__YOUR ASSIGNMENT__
Update the stretch of the Sacred Wheel text from "The Sacred Wheel" through "pyramids to Stonehenge.", changing "fire circle" to "prayer circle", and write out the revised stretch.

__QUOTED PASSAGE__

------------------------------------------------------------

In 2007, Sacred Path decided to build a Sacred Wheel. After researching and visiting other Sacred Wheel sites, Sacred Path founders came up with a design and started to work preparing the earth. Once the earth was prepared a volunteer agreed to lay stones and compete the rest of the work. This was an awesome undertaking requiring over 400 hours of labor, 8 tons of stones, 41/2 tons of gravel, 30 landscape timbers, and 30 inches of rebar.
The Sacred Wheel was completed in August of 2009 and has a built- in sundial, directional stone markers, a fire circle and a cross. The cross design dates back to the Knights Templars. This cross design can be seen today on the stained glass windows of modern churches through out the world. Medicine Wheels date back to Egyptian pyramids to Stonehenge.
Many thanks to everyone who contributed to the making of the wheel. A special thanks, to Kenneth Smith, who volunteered many hours of his time and labor to make the wheel a reality.

------------------------------------------------------------

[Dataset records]

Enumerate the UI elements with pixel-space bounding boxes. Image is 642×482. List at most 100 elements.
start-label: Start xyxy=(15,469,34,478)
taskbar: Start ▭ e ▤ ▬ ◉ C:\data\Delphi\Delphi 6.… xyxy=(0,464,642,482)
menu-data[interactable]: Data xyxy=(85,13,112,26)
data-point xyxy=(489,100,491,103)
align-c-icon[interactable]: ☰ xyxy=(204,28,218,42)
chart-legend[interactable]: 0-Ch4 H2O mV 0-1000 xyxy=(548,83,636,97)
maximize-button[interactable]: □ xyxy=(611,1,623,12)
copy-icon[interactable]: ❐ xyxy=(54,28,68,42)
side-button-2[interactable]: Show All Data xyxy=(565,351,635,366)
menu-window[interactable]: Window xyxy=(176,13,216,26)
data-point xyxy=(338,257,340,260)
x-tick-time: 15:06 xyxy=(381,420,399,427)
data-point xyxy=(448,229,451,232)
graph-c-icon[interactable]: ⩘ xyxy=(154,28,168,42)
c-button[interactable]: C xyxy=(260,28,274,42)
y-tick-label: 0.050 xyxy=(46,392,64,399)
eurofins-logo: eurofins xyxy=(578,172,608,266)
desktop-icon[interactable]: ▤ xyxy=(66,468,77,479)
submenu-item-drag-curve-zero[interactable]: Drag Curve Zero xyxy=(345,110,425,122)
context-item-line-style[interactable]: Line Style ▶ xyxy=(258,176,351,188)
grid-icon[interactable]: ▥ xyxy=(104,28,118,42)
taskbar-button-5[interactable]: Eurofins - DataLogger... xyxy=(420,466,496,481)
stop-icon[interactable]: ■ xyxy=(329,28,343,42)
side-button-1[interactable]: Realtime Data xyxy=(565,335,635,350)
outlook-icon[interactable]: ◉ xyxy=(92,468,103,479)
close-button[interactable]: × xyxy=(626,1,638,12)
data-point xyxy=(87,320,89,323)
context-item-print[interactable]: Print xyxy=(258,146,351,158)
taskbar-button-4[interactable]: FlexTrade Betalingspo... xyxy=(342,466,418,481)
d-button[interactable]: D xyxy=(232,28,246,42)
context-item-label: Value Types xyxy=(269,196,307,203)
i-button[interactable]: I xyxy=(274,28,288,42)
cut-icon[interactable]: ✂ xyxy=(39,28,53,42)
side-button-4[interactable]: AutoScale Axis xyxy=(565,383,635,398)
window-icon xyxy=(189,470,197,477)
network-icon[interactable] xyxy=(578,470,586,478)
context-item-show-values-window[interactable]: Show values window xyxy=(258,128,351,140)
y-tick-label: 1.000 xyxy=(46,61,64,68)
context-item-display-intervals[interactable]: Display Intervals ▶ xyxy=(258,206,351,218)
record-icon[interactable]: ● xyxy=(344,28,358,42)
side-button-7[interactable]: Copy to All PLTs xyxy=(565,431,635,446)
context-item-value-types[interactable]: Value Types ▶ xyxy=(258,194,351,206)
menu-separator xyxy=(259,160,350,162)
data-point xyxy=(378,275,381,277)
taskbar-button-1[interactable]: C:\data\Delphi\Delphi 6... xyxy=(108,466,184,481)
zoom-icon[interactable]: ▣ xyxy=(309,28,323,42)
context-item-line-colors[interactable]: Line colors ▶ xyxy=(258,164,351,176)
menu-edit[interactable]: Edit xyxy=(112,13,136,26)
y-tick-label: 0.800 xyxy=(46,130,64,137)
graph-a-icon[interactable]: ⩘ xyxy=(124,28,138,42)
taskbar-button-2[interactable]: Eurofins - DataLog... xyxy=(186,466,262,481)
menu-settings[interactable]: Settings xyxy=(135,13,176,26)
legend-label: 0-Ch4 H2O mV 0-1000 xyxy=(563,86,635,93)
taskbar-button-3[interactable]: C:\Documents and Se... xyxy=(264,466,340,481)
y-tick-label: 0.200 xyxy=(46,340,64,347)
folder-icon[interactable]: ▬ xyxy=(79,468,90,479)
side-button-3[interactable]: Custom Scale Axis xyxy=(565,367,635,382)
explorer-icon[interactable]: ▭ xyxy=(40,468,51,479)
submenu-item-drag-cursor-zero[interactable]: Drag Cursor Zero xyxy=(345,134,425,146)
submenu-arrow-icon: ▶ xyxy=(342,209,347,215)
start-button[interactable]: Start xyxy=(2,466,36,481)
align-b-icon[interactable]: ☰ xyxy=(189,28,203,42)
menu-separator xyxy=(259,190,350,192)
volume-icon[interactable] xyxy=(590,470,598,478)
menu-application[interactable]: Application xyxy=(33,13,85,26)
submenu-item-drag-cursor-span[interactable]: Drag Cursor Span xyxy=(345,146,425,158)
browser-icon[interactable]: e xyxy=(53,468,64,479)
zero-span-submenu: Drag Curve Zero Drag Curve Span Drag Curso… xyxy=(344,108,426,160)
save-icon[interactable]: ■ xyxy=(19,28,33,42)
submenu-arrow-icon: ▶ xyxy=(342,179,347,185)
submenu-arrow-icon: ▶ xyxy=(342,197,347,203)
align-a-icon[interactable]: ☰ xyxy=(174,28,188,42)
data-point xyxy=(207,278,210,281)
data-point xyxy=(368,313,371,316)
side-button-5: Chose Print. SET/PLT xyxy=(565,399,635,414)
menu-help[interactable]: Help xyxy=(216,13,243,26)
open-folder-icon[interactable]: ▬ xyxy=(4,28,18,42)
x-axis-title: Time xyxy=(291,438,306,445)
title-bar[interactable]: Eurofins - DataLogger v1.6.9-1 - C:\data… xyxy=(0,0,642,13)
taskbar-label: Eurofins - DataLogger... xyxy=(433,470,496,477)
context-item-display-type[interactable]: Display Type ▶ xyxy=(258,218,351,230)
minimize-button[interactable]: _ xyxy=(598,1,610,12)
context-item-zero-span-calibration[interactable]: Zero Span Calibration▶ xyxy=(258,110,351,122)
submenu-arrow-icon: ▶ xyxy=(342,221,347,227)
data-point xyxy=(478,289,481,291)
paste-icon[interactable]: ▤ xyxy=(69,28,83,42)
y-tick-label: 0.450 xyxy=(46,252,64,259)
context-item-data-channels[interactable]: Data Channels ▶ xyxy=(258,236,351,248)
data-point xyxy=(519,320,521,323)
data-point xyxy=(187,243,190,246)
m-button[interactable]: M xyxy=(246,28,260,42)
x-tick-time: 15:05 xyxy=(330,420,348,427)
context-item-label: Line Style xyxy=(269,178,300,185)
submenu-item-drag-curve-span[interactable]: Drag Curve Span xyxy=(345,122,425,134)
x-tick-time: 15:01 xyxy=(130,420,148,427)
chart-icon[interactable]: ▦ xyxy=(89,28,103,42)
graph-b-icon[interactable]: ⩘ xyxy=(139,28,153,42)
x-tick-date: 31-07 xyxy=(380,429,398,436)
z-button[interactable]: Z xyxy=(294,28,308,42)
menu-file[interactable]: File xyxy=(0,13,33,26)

------------------------------------------------------------

__ANSWER AREA__
The Sacred Wheel was completed in August of 2009 and has a built- in sundial, directional stone markers, a prayer circle and a cross. The cross design dates back to the Knights Templars. This cross design can be seen today on the stained glass windows of modern churches through out the world. Medicine Wheels date back to Egyptian pyramids to Stonehenge.